Look through the material below for "ylabel". Copy every line that contains it.

━━━ Source records

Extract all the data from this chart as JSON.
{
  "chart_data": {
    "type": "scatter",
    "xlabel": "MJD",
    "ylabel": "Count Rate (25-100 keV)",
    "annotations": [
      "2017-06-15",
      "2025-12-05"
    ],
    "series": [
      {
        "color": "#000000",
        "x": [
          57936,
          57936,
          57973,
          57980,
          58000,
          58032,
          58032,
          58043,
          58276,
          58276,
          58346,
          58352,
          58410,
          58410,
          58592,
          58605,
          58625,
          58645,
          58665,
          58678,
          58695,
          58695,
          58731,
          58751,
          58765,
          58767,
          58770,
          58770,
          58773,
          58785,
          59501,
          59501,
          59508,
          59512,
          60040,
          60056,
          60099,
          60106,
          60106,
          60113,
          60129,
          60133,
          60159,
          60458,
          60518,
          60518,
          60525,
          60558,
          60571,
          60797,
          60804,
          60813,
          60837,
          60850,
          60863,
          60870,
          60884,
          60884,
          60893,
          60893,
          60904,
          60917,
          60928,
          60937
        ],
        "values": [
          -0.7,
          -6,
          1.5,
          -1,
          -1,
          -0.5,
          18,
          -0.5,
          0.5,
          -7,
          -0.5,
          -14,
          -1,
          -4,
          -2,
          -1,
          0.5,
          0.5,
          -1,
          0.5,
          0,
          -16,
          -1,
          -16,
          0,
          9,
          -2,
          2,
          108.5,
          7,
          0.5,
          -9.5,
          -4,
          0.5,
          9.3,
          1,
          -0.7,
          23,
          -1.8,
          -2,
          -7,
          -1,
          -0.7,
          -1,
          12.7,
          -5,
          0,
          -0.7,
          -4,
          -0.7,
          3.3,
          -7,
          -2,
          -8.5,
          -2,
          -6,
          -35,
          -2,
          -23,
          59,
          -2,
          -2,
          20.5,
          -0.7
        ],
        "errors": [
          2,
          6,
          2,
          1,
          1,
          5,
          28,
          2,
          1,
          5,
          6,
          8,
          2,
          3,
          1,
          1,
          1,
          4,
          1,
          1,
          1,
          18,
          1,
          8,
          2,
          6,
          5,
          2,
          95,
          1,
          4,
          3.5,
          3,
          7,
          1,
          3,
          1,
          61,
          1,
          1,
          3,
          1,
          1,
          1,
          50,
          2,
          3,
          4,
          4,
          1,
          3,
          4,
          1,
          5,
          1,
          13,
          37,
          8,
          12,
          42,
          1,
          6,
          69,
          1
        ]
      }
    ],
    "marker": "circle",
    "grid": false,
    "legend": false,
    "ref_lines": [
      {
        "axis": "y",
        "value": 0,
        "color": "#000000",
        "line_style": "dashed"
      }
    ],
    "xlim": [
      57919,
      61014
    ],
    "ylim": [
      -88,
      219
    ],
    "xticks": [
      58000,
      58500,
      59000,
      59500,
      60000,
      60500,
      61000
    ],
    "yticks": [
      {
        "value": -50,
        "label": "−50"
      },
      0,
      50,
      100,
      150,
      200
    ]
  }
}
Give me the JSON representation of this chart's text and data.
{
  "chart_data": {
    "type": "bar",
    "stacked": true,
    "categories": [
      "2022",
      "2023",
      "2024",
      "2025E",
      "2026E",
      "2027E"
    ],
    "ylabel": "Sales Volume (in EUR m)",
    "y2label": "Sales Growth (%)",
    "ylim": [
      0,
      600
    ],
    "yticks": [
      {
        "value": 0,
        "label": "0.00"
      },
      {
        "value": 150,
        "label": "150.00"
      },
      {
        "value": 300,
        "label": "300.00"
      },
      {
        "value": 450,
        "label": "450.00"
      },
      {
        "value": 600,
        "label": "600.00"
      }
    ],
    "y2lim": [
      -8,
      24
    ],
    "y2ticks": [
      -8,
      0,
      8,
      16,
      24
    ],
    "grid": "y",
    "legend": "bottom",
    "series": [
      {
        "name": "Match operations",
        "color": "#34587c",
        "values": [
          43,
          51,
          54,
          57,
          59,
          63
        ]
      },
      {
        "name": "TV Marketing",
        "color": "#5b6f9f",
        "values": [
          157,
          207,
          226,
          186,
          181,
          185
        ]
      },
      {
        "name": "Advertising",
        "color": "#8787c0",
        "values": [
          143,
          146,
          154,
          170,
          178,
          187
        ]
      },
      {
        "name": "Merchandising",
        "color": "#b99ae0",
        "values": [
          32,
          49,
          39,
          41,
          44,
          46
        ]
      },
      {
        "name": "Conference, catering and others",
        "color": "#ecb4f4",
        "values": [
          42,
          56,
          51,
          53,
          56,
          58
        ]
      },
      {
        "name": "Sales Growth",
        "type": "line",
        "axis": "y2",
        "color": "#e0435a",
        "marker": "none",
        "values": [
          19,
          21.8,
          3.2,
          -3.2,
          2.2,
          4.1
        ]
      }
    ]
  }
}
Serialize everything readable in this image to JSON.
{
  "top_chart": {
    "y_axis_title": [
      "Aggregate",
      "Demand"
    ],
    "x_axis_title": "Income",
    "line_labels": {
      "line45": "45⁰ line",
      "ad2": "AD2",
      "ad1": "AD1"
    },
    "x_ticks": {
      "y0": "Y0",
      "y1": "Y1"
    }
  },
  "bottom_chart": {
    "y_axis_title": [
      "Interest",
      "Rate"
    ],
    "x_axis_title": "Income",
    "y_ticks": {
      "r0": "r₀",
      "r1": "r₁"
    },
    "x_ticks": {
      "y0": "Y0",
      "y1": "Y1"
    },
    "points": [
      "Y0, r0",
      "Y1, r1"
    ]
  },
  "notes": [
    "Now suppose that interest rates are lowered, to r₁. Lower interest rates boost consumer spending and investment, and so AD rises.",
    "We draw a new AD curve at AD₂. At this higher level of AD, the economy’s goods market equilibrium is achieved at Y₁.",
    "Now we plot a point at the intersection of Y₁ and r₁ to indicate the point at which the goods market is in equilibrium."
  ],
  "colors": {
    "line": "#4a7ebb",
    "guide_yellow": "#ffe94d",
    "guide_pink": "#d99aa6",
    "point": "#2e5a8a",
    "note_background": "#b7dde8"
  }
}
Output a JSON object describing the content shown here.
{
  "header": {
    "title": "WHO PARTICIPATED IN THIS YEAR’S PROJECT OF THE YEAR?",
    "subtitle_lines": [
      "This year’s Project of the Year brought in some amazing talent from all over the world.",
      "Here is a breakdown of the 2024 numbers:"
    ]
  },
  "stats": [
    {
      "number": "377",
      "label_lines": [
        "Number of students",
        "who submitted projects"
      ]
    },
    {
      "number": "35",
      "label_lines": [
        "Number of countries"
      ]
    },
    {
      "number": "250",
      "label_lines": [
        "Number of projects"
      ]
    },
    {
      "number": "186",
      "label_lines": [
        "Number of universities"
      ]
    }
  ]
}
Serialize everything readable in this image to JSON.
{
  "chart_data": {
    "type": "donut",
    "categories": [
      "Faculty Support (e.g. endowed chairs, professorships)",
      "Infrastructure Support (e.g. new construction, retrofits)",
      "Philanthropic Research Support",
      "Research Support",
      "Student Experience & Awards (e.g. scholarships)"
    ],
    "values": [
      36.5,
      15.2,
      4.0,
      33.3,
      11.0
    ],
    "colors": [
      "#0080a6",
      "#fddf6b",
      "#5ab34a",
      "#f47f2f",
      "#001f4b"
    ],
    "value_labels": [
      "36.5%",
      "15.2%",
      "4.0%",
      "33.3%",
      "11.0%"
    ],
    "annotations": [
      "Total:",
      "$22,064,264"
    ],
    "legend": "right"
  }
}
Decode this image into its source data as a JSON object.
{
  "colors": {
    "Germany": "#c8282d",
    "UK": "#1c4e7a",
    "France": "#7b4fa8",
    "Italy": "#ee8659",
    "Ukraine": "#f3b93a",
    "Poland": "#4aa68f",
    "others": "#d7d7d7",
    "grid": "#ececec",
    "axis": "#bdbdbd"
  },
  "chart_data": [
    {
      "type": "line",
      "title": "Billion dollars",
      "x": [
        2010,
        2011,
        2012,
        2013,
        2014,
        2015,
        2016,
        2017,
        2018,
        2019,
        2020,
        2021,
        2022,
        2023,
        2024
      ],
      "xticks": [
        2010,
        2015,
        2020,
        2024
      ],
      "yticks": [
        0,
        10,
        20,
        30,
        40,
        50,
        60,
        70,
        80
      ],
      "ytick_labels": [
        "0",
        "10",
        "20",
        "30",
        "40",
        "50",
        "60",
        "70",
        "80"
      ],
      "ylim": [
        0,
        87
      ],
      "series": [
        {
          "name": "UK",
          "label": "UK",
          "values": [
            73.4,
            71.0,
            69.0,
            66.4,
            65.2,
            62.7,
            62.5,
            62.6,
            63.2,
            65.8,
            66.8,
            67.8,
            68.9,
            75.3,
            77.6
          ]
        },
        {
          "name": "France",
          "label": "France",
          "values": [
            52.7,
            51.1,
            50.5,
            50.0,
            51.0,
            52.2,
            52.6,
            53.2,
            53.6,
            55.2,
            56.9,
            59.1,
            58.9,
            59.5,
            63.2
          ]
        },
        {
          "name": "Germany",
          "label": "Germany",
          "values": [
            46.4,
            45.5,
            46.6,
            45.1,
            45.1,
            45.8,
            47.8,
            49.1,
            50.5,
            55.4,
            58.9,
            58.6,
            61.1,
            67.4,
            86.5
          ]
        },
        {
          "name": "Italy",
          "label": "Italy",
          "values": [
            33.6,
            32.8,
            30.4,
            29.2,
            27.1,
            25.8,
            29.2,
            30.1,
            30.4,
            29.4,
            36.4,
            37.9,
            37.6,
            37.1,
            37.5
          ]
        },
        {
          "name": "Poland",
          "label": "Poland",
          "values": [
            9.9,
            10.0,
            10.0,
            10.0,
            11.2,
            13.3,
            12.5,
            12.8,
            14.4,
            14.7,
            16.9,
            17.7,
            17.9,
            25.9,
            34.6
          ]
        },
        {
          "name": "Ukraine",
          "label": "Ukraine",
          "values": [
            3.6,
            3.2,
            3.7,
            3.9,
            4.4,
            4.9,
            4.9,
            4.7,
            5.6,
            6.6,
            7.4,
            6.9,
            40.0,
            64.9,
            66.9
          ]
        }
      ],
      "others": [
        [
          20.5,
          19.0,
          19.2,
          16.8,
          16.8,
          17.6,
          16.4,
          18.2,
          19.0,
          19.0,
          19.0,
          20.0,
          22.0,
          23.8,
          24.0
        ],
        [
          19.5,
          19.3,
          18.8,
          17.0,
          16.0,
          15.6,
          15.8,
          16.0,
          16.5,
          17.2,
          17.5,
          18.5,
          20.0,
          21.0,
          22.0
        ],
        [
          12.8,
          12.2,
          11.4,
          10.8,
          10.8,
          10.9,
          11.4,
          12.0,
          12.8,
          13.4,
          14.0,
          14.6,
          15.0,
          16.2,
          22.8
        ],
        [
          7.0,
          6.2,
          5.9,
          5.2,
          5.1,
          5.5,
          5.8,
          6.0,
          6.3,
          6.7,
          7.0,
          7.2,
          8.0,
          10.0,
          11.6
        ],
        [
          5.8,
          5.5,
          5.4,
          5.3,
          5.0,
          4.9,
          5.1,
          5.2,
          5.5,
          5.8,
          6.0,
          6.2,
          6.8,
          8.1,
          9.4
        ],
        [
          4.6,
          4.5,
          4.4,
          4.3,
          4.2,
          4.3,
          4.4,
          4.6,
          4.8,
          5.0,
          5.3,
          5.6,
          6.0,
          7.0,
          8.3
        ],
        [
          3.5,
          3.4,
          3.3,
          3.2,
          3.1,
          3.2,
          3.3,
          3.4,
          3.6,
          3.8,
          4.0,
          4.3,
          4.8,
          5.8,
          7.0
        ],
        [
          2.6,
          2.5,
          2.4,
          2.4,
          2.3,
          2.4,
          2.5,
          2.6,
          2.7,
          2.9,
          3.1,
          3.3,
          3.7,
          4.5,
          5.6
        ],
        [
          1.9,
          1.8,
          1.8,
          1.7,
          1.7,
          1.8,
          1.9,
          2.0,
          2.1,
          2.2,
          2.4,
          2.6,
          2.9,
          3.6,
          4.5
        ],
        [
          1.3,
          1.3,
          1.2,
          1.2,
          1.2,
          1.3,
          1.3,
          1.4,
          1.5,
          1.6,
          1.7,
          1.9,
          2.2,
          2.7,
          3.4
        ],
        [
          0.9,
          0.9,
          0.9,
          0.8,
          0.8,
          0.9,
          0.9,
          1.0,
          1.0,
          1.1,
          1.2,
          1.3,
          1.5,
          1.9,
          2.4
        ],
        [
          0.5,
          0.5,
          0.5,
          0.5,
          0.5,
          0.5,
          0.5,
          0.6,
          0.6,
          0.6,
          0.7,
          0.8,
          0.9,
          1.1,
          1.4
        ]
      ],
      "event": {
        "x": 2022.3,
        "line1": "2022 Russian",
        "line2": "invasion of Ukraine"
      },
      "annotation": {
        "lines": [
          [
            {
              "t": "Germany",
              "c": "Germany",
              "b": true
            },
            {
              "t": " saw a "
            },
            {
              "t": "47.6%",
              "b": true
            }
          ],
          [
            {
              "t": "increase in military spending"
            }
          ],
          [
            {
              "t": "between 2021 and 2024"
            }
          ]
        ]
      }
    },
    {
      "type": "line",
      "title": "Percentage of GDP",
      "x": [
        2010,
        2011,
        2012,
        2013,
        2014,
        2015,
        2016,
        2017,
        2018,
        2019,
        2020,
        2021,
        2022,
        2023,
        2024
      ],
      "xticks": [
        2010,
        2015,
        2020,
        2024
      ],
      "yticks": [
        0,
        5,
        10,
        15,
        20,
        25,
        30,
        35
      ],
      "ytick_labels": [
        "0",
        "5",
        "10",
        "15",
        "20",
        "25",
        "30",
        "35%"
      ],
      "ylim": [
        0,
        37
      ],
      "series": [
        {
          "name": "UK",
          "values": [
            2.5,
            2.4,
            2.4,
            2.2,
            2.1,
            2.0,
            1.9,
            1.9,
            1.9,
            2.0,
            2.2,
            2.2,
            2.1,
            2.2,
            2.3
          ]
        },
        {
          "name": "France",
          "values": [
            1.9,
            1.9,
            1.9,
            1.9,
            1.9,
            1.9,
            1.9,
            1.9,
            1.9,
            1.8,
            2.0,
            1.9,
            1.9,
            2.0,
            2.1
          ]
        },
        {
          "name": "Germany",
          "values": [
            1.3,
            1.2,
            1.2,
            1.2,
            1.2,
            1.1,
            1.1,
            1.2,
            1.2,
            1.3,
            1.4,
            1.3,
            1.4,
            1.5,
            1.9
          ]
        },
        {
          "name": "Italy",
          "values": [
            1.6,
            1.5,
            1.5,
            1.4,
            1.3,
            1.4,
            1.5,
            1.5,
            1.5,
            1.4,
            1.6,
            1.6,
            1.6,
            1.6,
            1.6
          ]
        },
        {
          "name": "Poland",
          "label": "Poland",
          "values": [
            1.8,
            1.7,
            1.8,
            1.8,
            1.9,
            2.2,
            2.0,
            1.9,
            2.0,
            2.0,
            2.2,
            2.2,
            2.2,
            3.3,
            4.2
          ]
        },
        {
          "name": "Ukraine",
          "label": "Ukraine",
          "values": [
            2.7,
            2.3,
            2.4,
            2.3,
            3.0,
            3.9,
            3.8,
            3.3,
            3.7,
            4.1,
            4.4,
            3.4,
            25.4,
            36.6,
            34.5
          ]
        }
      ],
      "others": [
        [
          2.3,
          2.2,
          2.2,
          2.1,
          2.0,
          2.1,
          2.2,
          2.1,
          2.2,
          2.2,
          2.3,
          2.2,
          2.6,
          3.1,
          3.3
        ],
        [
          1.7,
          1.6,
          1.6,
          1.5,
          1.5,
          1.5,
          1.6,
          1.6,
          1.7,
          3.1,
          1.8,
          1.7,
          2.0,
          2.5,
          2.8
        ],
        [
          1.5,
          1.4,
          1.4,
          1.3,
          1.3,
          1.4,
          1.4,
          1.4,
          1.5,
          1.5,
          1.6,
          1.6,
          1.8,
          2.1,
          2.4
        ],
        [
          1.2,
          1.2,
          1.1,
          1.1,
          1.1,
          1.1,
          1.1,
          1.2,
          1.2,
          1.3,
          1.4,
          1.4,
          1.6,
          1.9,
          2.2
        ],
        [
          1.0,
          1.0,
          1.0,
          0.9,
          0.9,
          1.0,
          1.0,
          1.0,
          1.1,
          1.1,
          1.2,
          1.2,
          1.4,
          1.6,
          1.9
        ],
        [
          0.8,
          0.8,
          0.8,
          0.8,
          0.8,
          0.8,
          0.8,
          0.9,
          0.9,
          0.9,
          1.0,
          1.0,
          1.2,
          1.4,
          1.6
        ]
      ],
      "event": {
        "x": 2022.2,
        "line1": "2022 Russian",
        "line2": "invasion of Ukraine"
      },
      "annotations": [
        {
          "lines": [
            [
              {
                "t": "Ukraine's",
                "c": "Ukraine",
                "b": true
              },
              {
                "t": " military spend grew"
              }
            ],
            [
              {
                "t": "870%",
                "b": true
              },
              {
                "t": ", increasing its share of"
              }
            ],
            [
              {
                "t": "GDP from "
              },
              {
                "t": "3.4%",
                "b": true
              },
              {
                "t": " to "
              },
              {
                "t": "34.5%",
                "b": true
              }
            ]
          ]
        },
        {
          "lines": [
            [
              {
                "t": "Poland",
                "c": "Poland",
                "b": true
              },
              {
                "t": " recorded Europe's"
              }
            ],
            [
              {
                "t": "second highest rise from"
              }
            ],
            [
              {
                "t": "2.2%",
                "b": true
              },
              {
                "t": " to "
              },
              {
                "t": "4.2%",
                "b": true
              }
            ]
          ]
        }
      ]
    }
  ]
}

━━━━━━

— Exercise solution —
    "ylabel": "Count Rate (25-100 keV)",
    "ylabel": "Sales Volume (in EUR m)",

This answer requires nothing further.